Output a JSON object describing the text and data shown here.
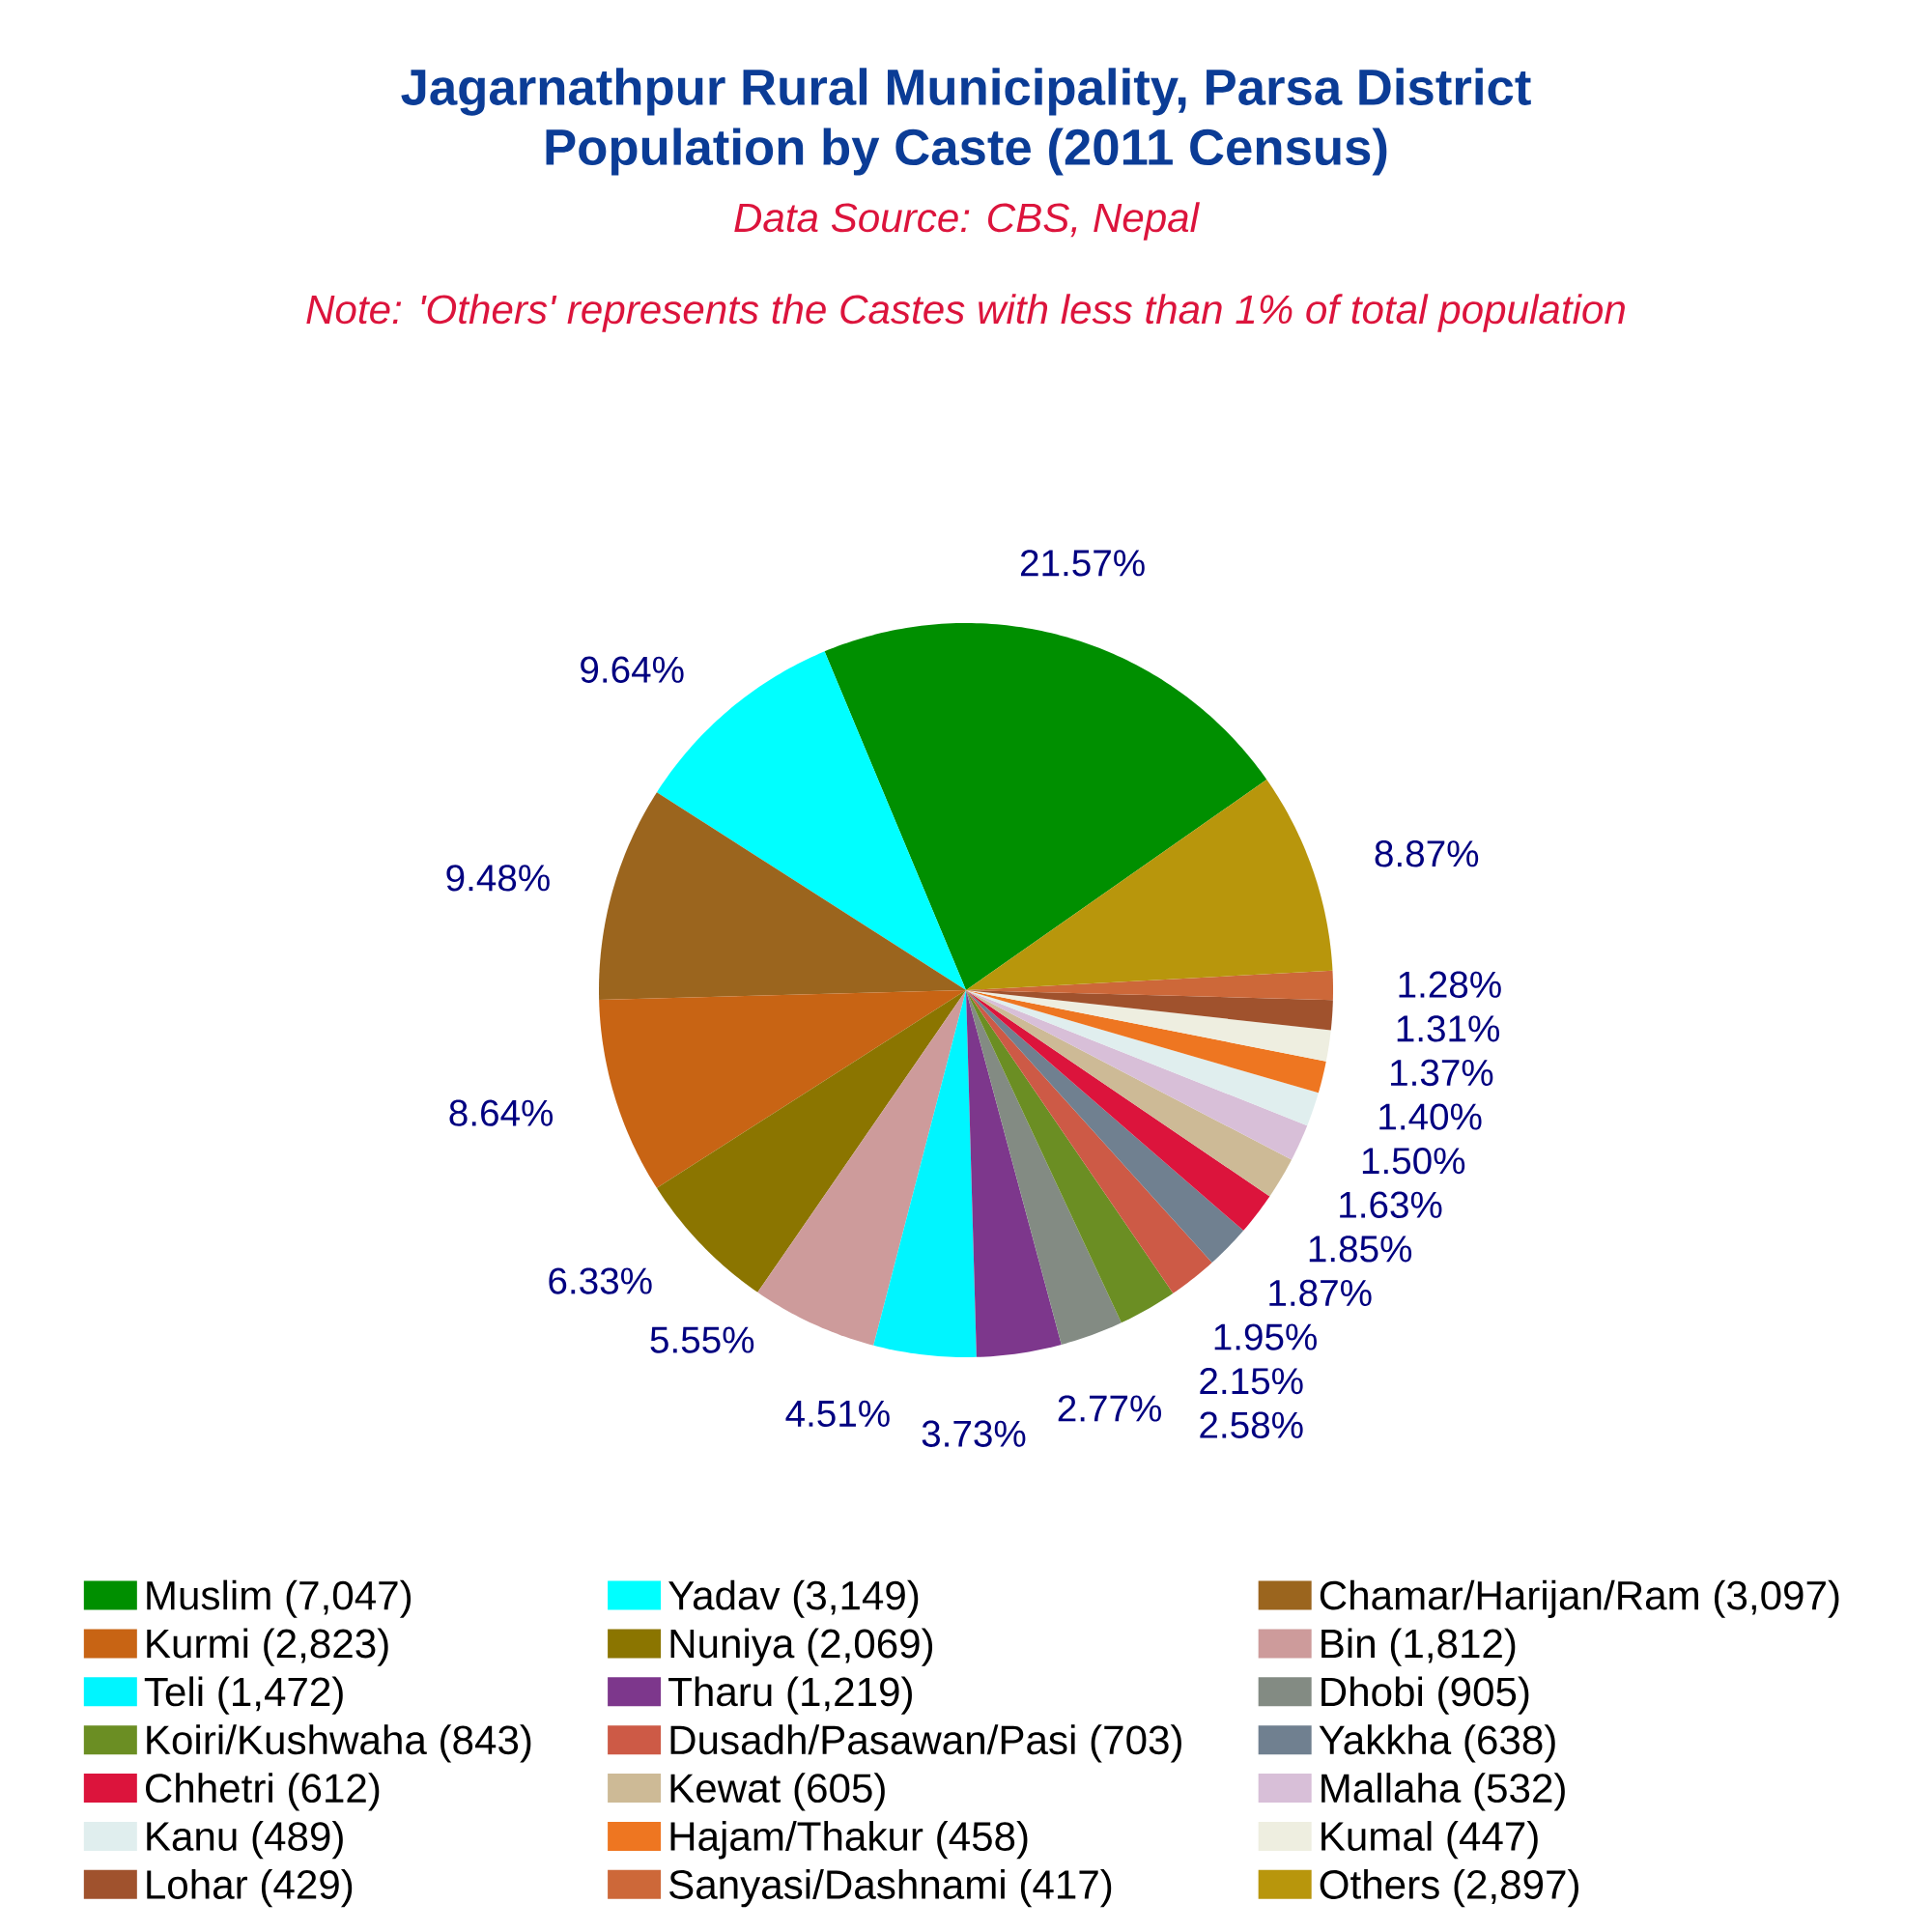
{
  "chart_data": {
    "type": "pie",
    "title": "Jagarnathpur Rural Municipality, Parsa District",
    "subtitle": "Population by Caste (2011 Census)",
    "annotations": [
      "Data Source: CBS, Nepal",
      "Note: 'Others' represents the Castes with less than 1% of total population"
    ],
    "categories": [
      "Muslim (7,047)",
      "Yadav (3,149)",
      "Chamar/Harijan/Ram (3,097)",
      "Kurmi (2,823)",
      "Nuniya (2,069)",
      "Bin (1,812)",
      "Teli (1,472)",
      "Tharu (1,219)",
      "Dhobi (905)",
      "Koiri/Kushwaha (843)",
      "Dusadh/Pasawan/Pasi (703)",
      "Yakkha (638)",
      "Chhetri (612)",
      "Kewat (605)",
      "Mallaha (532)",
      "Kanu (489)",
      "Hajam/Thakur (458)",
      "Kumal (447)",
      "Lohar (429)",
      "Sanyasi/Dashnami (417)",
      "Others (2,897)"
    ],
    "values": [
      21.57,
      9.64,
      9.48,
      8.64,
      6.33,
      5.55,
      4.51,
      3.73,
      2.77,
      2.58,
      2.15,
      1.95,
      1.87,
      1.85,
      1.63,
      1.5,
      1.4,
      1.37,
      1.31,
      1.28,
      8.87
    ],
    "value_labels": [
      "21.57%",
      "9.64%",
      "9.48%",
      "8.64%",
      "6.33%",
      "5.55%",
      "4.51%",
      "3.73%",
      "2.77%",
      "2.58%",
      "2.15%",
      "1.95%",
      "1.87%",
      "1.85%",
      "1.63%",
      "1.50%",
      "1.40%",
      "1.37%",
      "1.31%",
      "1.28%",
      "8.87%"
    ],
    "colors": [
      "#008f00",
      "#00ffff",
      "#9b651e",
      "#c86414",
      "#8b7500",
      "#cd9b9b",
      "#00f5ff",
      "#7d378c",
      "#838b83",
      "#6b8e23",
      "#cd5a46",
      "#708090",
      "#dc143c",
      "#cdba96",
      "#d8bfd8",
      "#e0eeee",
      "#ee7621",
      "#eeeee0",
      "#a0522d",
      "#cd6839",
      "#b8960c"
    ],
    "legend": "bottom"
  }
}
━━━━━━━━
### DIRECTIONS
Identify each line containing the string "Others" and copy it out.

### FINAL RESULT
      "Note: 'Others' represents the Castes with less than 1% of total population"
      "Others (2,897)"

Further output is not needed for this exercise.